→ Written exercise: Every line in the listing is to be echoed verbatim.

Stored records

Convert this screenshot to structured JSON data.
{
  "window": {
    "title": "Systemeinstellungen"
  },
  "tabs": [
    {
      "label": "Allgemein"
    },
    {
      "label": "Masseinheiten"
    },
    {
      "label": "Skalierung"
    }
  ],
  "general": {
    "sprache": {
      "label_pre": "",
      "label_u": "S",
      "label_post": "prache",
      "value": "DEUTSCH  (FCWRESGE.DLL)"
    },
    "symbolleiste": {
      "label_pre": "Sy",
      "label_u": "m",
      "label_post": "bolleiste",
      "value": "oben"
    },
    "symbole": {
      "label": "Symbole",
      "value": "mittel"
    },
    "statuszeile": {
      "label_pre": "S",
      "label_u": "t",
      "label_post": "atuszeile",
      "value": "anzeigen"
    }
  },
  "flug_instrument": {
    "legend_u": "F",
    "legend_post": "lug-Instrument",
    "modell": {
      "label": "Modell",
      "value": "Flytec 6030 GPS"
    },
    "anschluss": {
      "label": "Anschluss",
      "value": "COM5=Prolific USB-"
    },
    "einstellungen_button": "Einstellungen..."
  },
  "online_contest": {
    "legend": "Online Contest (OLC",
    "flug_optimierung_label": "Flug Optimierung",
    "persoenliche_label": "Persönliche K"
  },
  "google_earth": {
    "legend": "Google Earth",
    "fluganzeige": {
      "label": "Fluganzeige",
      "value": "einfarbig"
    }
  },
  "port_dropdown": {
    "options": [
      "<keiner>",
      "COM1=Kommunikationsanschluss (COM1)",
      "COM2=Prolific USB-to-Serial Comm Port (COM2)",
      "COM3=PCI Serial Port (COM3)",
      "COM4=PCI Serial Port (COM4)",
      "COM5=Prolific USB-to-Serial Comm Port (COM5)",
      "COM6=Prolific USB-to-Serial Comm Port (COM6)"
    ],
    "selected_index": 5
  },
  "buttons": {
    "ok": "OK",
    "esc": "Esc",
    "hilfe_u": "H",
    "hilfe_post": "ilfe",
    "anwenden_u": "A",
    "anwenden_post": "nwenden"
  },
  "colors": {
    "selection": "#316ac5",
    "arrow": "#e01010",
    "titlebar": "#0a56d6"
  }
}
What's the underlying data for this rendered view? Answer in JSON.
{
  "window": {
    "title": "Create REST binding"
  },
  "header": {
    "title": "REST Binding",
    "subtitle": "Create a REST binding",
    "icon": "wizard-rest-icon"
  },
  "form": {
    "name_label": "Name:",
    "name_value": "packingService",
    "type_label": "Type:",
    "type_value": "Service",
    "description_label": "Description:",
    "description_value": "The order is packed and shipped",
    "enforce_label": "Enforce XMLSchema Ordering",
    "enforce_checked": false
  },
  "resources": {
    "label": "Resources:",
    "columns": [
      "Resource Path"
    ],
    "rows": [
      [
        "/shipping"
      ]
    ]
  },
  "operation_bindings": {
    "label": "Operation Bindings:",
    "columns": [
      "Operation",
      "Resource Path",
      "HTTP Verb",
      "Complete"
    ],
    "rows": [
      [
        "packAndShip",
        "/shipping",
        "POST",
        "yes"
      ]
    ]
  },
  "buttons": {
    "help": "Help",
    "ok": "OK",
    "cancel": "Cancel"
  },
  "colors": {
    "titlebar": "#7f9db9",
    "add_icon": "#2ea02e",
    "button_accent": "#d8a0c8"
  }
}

→ Written reply:
Convert this screenshot to structured JSON data.
{
  "window": {
    "title": "Systemeinstellungen"
  },
  "tabs": [
    {
      "label": "Allgemein"
    },
    {
      "label": "Masseinheiten"
    },
    {
      "label": "Skalierung"
    }
  ],
  "general": {
    "sprache": {
      "label_pre": "",
      "label_u": "S",
      "label_post": "prache",
      "value": "DEUTSCH  (FCWRESGE.DLL)"
    },
    "symbolleiste": {
      "label_pre": "Sy",
      "label_u": "m",
      "label_post": "bolleiste",
      "value": "oben"
    },
    "symbole": {
      "label": "Symbole",
      "value": "mittel"
    },
    "statuszeile": {
      "label_pre": "S",
      "label_u": "t",
      "label_post": "atuszeile",
      "value": "anzeigen"
    }
  },
  "flug_instrument": {
    "legend_u": "F",
    "legend_post": "lug-Instrument",
    "modell": {
      "label": "Modell",
      "value": "Flytec 6030 GPS"
    },
    "anschluss": {
      "label": "Anschluss",
      "value": "COM5=Prolific USB-"
    },
    "einstellungen_button": "Einstellungen..."
  },
  "online_contest": {
    "legend": "Online Contest (OLC",
    "flug_optimierung_label": "Flug Optimierung",
    "persoenliche_label": "Persönliche K"
  },
  "google_earth": {
    "legend": "Google Earth",
    "fluganzeige": {
      "label": "Fluganzeige",
      "value": "einfarbig"
    }
  },
  "port_dropdown": {
    "options": [
      "<keiner>",
      "COM1=Kommunikationsanschluss (COM1)",
      "COM2=Prolific USB-to-Serial Comm Port (COM2)",
      "COM3=PCI Serial Port (COM3)",
      "COM4=PCI Serial Port (COM4)",
      "COM5=Prolific USB-to-Serial Comm Port (COM5)",
      "COM6=Prolific USB-to-Serial Comm Port (COM6)"
    ],
    "selected_index": 5
  },
  "buttons": {
    "ok": "OK",
    "esc": "Esc",
    "hilfe_u": "H",
    "hilfe_post": "ilfe",
    "anwenden_u": "A",
    "anwenden_post": "nwenden"
  },
  "colors": {
    "selection": "#316ac5",
    "arrow": "#e01010",
    "titlebar": "#0a56d6"
  }
}
What's the underlying data for this rendered view? Answer in JSON.
{
  "window": {
    "title": "Create REST binding"
  },
  "header": {
    "title": "REST Binding",
    "subtitle": "Create a REST binding",
    "icon": "wizard-rest-icon"
  },
  "form": {
    "name_label": "Name:",
    "name_value": "packingService",
    "type_label": "Type:",
    "type_value": "Service",
    "description_label": "Description:",
    "description_value": "The order is packed and shipped",
    "enforce_label": "Enforce XMLSchema Ordering",
    "enforce_checked": false
  },
  "resources": {
    "label": "Resources:",
    "columns": [
      "Resource Path"
    ],
    "rows": [
      [
        "/shipping"
      ]
    ]
  },
  "operation_bindings": {
    "label": "Operation Bindings:",
    "columns": [
      "Operation",
      "Resource Path",
      "HTTP Verb",
      "Complete"
    ],
    "rows": [
      [
        "packAndShip",
        "/shipping",
        "POST",
        "yes"
      ]
    ]
  },
  "buttons": {
    "help": "Help",
    "ok": "OK",
    "cancel": "Cancel"
  },
  "colors": {
    "titlebar": "#7f9db9",
    "add_icon": "#2ea02e",
    "button_accent": "#d8a0c8"
  }
}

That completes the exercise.